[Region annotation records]
====
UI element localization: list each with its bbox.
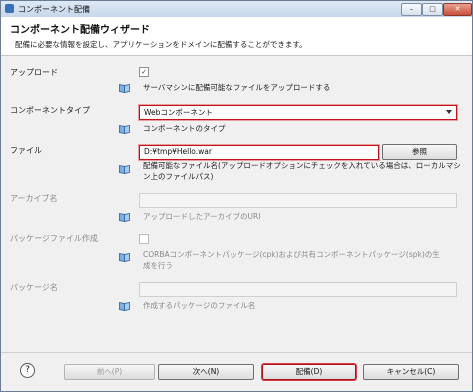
file-label: ファイル (10, 146, 42, 155)
package-name-input[interactable] (139, 282, 457, 297)
package-name-description: 作成するパッケージのファイル名 (143, 301, 256, 310)
book-icon (119, 164, 130, 174)
package-create-label: パッケージファイル作成 (10, 234, 98, 243)
book-icon (119, 212, 130, 222)
dialog-window: コンポーネント配備 – □ ✕ コンポーネント配備ウィザード 配備に必要な情報を… (0, 0, 473, 392)
form-area: アップロード ✓ サーバマシンに配備可能なファイルをアップロードする コンポーネ… (1, 56, 472, 352)
book-icon (119, 301, 130, 311)
close-button[interactable]: ✕ (443, 3, 472, 16)
archive-name-label: アーカイブ名 (10, 194, 58, 203)
book-icon (119, 252, 130, 262)
component-type-value: Webコンポーネント (144, 108, 213, 117)
wizard-title: コンポーネント配備ウィザード (10, 25, 150, 36)
upload-label: アップロード (10, 68, 58, 77)
window-title: コンポーネント配備 (18, 5, 90, 14)
wizard-description: 配備に必要な情報を設定し、アプリケーションをドメインに配備することができます。 (15, 40, 307, 49)
deploy-button[interactable]: 配備(D) (262, 364, 356, 380)
cancel-button[interactable]: キャンセル(C) (363, 364, 459, 380)
back-button[interactable]: 前へ(P) (64, 364, 155, 380)
minimize-button[interactable]: – (401, 3, 422, 16)
component-type-description: コンポーネントのタイプ (143, 124, 226, 133)
component-type-label: コンポーネントタイプ (10, 106, 90, 115)
file-description-line2: ン上のファイルパス) (143, 172, 214, 181)
archive-name-description: アップロードしたアーカイブのURI (143, 212, 261, 221)
book-icon (119, 124, 130, 134)
package-create-description-line2: 成を行う (143, 261, 173, 270)
title-bar: コンポーネント配備 – □ ✕ (1, 1, 472, 17)
button-bar: ? 前へ(P) 次へ(N) 配備(D) キャンセル(C) (1, 352, 472, 391)
file-input[interactable]: D:¥tmp¥Hello.war (139, 145, 379, 160)
archive-name-input[interactable] (139, 193, 457, 208)
book-icon (119, 83, 130, 93)
browse-button[interactable]: 参照 (382, 144, 457, 160)
wizard-header: コンポーネント配備ウィザード 配備に必要な情報を設定し、アプリケーションをドメイ… (1, 17, 472, 56)
maximize-button[interactable]: □ (422, 3, 443, 16)
component-type-select[interactable]: Webコンポーネント (139, 105, 457, 120)
upload-checkbox[interactable]: ✓ (139, 67, 149, 77)
chevron-down-icon (446, 110, 452, 114)
package-create-checkbox[interactable] (139, 234, 149, 244)
file-description-line1: 配備可能なファイル名(アップロードオプションにチェックを入れている場合は、ローカ… (143, 161, 461, 170)
package-name-label: パッケージ名 (10, 283, 58, 292)
package-create-description-line1: CORBAコンポーネントパッケージ(cpk)および共有コンポーネントパッケージ(… (143, 250, 440, 259)
help-icon[interactable]: ? (20, 363, 35, 378)
app-icon (5, 4, 14, 13)
next-button[interactable]: 次へ(N) (158, 364, 254, 380)
upload-description: サーバマシンに配備可能なファイルをアップロードする (143, 83, 331, 92)
file-input-value: D:¥tmp¥Hello.war (144, 147, 212, 156)
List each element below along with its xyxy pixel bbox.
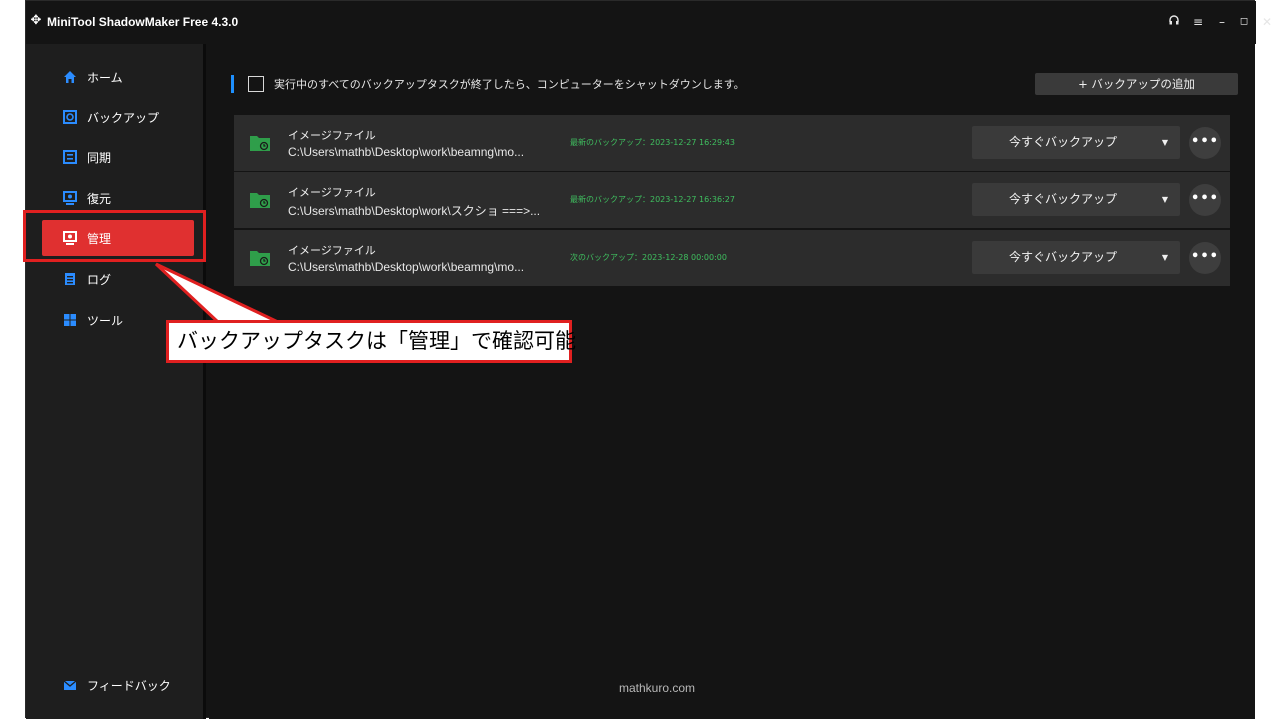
app-logo-icon: ✥	[30, 13, 42, 28]
title-bar: ✥ MiniTool ShadowMaker Free 4.3.0 ≡ – ◻ …	[26, 1, 1272, 44]
sidebar-item-sync[interactable]: 同期	[42, 139, 194, 175]
backup-now-label: 今すぐバックアップ	[1008, 135, 1117, 149]
feedback-label: フィードバック	[87, 678, 171, 693]
app-title: MiniTool ShadowMaker Free 4.3.0	[47, 15, 239, 29]
sync-icon	[63, 150, 77, 164]
more-options-icon[interactable]: •••	[1189, 184, 1221, 216]
restore-icon	[63, 191, 77, 205]
shutdown-label: 実行中のすべてのバックアップタスクが終了したら、コンピューターをシャットダウンし…	[274, 78, 745, 91]
home-icon	[63, 70, 77, 84]
more-options-icon[interactable]: •••	[1189, 242, 1221, 274]
task-row[interactable]: イメージファイル C:\Users\mathb\Desktop\work\bea…	[234, 230, 1230, 286]
more-options-icon[interactable]: •••	[1189, 127, 1221, 159]
minimize-icon[interactable]: –	[1212, 12, 1232, 32]
backup-now-button[interactable]: 今すぐバックアップ ▼	[972, 183, 1180, 216]
sidebar-item-label: 復元	[87, 191, 112, 206]
main-panel: 実行中のすべてのバックアップタスクが終了したら、コンピューターをシャットダウンし…	[209, 44, 1255, 719]
log-icon	[63, 272, 77, 286]
tools-icon	[63, 313, 77, 327]
task-path: C:\Users\mathb\Desktop\work\beamng\mo...	[288, 260, 525, 274]
close-icon[interactable]: ✕	[1257, 12, 1277, 32]
task-path: C:\Users\mathb\Desktop\work\スクショ ===>...	[288, 204, 541, 218]
headset-icon[interactable]	[1164, 12, 1184, 32]
sidebar: ホーム バックアップ 同期 復元 管理 ログ ツール フィードバック	[26, 44, 206, 719]
task-name: イメージファイル	[288, 129, 376, 142]
sidebar-item-log[interactable]: ログ	[42, 261, 194, 297]
image-file-icon	[249, 191, 271, 209]
task-row[interactable]: イメージファイル C:\Users\mathb\Desktop\work\スクシ…	[234, 172, 1230, 228]
backup-now-label: 今すぐバックアップ	[1008, 250, 1117, 264]
caret-down-icon[interactable]: ▼	[1162, 126, 1168, 159]
menu-icon[interactable]: ≡	[1188, 12, 1208, 32]
shutdown-option: 実行中のすべてのバックアップタスクが終了したら、コンピューターをシャットダウンし…	[231, 73, 745, 95]
sidebar-item-label: ホーム	[87, 70, 123, 85]
shutdown-checkbox[interactable]	[248, 76, 264, 92]
backup-icon	[63, 110, 77, 124]
sidebar-item-label: ツール	[87, 313, 124, 328]
accent-bar	[231, 75, 234, 93]
mail-icon	[63, 678, 77, 692]
sidebar-item-label: 同期	[87, 150, 112, 165]
maximize-icon[interactable]: ◻	[1234, 12, 1254, 32]
sidebar-item-backup[interactable]: バックアップ	[42, 99, 194, 135]
feedback-link[interactable]: フィードバック	[42, 667, 194, 703]
sidebar-item-label: ログ	[87, 272, 112, 287]
task-name: イメージファイル	[288, 244, 376, 257]
backup-now-label: 今すぐバックアップ	[1008, 192, 1117, 206]
sidebar-item-label: バックアップ	[87, 110, 160, 125]
sidebar-item-home[interactable]: ホーム	[42, 59, 194, 95]
task-status: 最新のバックアップ：2023-12-27 16:36:27	[570, 195, 735, 204]
add-backup-button[interactable]: + バックアップの追加	[1035, 73, 1238, 95]
task-status: 最新のバックアップ：2023-12-27 16:29:43	[570, 138, 735, 147]
watermark: mathkuro.com	[619, 681, 696, 695]
task-path: C:\Users\mathb\Desktop\work\beamng\mo...	[288, 145, 525, 159]
image-file-icon	[249, 134, 271, 152]
task-name: イメージファイル	[288, 186, 376, 199]
caret-down-icon[interactable]: ▼	[1162, 241, 1168, 274]
callout-highlight-frame	[23, 210, 206, 262]
backup-now-button[interactable]: 今すぐバックアップ ▼	[972, 241, 1180, 274]
task-status: 次のバックアップ：2023-12-28 00:00:00	[570, 253, 727, 262]
image-file-icon	[249, 249, 271, 267]
callout-note: バックアップタスクは「管理」で確認可能	[166, 320, 576, 363]
caret-down-icon[interactable]: ▼	[1162, 183, 1168, 216]
backup-now-button[interactable]: 今すぐバックアップ ▼	[972, 126, 1180, 159]
task-row[interactable]: イメージファイル C:\Users\mathb\Desktop\work\bea…	[234, 115, 1230, 171]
====
(The task): Please copy everything from the line containing "13, 42, 28]" down to the line containing "230, 1230, 286]", reproducing each line unchanged.

(The answer):
app-logo-icon: ✥	[30, 13, 42, 28]
title-bar: ✥ MiniTool ShadowMaker Free 4.3.0 ≡ – ◻ …	[26, 1, 1272, 44]
sidebar-item-sync[interactable]: 同期	[42, 139, 194, 175]
backup-now-label: 今すぐバックアップ	[1008, 135, 1117, 149]
feedback-label: フィードバック	[87, 678, 171, 693]
app-title: MiniTool ShadowMaker Free 4.3.0	[47, 15, 239, 29]
sync-icon	[63, 150, 77, 164]
more-options-icon[interactable]: •••	[1189, 184, 1221, 216]
restore-icon	[63, 191, 77, 205]
shutdown-label: 実行中のすべてのバックアップタスクが終了したら、コンピューターをシャットダウンし…	[274, 78, 745, 91]
home-icon	[63, 70, 77, 84]
more-options-icon[interactable]: •••	[1189, 242, 1221, 274]
task-row[interactable]: イメージファイル C:\Users\mathb\Desktop\work\bea…	[234, 230, 1230, 286]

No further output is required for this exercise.